Starting at the line that contains "Enumerate this screenshot's", print every remaining line of the entries, unchanged, and output nothing more.

| ITEMS |
((

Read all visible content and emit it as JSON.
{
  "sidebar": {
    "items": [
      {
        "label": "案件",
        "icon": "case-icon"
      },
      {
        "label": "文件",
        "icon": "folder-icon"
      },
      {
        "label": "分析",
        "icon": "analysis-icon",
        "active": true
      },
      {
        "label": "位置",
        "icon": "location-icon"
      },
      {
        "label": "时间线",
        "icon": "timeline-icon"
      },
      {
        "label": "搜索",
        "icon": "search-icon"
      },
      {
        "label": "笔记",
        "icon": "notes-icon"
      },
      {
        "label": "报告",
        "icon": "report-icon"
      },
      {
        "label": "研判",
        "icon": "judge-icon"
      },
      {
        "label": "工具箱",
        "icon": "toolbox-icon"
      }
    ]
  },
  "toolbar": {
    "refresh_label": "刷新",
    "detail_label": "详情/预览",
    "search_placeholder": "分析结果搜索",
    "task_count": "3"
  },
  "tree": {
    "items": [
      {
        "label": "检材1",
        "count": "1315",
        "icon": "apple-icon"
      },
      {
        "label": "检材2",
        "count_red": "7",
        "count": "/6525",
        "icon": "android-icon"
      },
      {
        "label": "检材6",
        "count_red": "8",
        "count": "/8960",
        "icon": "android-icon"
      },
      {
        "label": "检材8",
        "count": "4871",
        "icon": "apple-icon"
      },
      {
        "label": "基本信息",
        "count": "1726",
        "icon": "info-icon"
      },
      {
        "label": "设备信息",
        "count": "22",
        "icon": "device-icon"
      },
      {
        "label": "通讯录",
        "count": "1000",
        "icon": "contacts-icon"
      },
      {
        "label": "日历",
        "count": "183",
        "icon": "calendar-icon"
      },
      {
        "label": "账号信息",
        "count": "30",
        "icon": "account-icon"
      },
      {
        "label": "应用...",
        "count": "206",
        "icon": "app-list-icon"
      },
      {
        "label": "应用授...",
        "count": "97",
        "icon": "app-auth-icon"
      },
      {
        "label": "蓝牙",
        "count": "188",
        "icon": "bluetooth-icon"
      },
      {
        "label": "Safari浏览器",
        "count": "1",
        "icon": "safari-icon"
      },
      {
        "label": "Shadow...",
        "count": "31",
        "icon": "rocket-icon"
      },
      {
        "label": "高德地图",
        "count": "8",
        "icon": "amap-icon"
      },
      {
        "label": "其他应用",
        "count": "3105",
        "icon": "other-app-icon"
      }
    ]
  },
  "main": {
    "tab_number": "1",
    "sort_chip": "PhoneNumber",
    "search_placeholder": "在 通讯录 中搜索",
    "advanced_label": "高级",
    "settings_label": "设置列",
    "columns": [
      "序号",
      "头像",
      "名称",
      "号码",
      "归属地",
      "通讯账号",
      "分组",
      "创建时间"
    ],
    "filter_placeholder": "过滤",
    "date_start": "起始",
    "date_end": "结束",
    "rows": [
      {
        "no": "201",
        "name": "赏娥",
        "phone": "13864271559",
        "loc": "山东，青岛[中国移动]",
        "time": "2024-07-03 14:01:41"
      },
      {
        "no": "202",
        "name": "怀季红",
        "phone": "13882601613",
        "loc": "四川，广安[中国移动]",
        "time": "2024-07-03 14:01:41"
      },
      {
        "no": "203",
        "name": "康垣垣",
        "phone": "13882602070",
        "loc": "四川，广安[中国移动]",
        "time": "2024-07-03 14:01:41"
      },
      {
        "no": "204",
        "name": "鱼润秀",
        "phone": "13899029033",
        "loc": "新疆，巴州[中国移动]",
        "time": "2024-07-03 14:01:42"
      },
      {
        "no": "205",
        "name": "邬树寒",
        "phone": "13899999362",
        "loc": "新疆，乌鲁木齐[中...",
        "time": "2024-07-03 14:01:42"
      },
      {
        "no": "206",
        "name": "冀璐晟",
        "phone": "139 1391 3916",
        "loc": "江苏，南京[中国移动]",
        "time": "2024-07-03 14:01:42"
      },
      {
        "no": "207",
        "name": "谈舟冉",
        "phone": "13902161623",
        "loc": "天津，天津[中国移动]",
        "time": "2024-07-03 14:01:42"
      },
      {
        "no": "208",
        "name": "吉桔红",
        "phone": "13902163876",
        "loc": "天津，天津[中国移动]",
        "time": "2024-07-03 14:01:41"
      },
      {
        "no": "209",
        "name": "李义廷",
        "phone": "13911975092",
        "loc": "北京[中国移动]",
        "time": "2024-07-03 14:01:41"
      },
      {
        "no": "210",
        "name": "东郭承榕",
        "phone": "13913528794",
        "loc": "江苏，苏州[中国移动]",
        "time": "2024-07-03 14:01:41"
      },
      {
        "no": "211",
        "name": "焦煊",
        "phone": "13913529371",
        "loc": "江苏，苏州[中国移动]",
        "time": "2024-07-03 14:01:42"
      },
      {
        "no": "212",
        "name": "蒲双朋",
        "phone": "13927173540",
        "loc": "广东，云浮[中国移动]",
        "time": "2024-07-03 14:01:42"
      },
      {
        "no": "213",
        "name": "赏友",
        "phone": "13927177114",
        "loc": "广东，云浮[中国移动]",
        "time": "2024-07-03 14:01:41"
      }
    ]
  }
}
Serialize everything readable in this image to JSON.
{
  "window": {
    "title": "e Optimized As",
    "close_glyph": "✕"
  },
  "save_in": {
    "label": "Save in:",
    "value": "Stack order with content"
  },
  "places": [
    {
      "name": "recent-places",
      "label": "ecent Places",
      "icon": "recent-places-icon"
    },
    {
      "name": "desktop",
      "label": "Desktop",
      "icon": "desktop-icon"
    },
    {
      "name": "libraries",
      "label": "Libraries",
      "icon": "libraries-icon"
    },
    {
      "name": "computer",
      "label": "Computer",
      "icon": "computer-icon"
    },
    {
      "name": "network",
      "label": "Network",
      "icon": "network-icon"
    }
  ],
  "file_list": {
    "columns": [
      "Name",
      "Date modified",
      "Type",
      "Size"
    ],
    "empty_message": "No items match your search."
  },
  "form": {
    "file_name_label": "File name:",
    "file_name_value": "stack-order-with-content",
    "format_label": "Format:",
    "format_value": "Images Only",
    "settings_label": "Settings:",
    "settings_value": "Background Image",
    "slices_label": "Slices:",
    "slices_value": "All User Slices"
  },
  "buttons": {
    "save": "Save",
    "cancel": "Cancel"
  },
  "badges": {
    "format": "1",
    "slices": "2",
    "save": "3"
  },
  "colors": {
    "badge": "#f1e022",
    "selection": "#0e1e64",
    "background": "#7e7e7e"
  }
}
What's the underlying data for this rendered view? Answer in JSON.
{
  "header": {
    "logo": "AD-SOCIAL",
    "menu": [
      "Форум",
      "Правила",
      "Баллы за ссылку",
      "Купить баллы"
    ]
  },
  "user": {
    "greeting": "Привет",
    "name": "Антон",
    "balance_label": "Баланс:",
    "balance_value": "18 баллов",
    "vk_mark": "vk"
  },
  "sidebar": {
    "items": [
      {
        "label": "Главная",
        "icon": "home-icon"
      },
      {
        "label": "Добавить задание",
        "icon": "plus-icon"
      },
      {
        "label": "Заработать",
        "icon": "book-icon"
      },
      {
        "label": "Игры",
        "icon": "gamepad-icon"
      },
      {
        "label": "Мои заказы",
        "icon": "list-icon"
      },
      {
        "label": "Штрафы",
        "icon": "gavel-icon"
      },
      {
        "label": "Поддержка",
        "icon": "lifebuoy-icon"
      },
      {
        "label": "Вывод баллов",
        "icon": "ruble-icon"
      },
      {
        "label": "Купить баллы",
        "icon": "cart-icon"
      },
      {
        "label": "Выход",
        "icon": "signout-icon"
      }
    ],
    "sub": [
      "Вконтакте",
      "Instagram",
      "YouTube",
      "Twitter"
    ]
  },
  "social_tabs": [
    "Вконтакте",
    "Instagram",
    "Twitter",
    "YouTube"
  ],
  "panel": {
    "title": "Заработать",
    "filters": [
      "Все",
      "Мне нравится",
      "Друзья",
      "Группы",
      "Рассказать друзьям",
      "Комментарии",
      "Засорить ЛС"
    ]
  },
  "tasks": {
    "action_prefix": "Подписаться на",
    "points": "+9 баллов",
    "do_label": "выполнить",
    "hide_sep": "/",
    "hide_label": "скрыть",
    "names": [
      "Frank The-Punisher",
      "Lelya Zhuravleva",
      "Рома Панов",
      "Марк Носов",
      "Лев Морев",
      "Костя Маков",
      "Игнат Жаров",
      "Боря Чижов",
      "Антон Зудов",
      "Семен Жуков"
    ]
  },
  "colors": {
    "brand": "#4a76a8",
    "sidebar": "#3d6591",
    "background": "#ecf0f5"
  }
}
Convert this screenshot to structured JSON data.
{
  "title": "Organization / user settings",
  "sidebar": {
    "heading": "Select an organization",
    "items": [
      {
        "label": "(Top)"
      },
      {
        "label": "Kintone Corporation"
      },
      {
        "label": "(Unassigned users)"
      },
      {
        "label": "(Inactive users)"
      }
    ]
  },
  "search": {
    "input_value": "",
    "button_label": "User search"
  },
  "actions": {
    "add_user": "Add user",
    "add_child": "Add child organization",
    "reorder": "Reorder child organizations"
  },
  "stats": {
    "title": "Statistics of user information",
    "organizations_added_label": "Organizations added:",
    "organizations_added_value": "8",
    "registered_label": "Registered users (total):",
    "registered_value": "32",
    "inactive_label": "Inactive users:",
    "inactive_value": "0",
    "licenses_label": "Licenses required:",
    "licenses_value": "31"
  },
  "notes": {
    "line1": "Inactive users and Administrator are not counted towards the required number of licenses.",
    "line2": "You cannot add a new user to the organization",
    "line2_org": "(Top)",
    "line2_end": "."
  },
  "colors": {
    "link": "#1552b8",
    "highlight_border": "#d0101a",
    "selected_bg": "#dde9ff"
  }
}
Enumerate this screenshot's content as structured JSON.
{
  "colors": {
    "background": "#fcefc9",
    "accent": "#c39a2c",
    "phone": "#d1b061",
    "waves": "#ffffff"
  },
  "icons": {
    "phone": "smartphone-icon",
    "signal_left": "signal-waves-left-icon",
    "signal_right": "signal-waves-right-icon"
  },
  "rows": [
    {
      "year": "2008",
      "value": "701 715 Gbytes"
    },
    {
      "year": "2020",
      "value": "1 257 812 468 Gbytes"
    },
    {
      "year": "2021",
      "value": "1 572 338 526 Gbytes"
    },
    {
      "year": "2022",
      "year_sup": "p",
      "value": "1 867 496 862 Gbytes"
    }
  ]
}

))

| SOLUTION TO THE PROBLEM |
Enumerate this screenshot's content as structured JSON.
{
  "colors": {
    "background": "#fcefc9",
    "accent": "#c39a2c",
    "phone": "#d1b061",
    "waves": "#ffffff"
  },
  "icons": {
    "phone": "smartphone-icon",
    "signal_left": "signal-waves-left-icon",
    "signal_right": "signal-waves-right-icon"
  },
  "rows": [
    {
      "year": "2008",
      "value": "701 715 Gbytes"
    },
    {
      "year": "2020",
      "value": "1 257 812 468 Gbytes"
    },
    {
      "year": "2021",
      "value": "1 572 338 526 Gbytes"
    },
    {
      "year": "2022",
      "year_sup": "p",
      "value": "1 867 496 862 Gbytes"
    }
  ]
}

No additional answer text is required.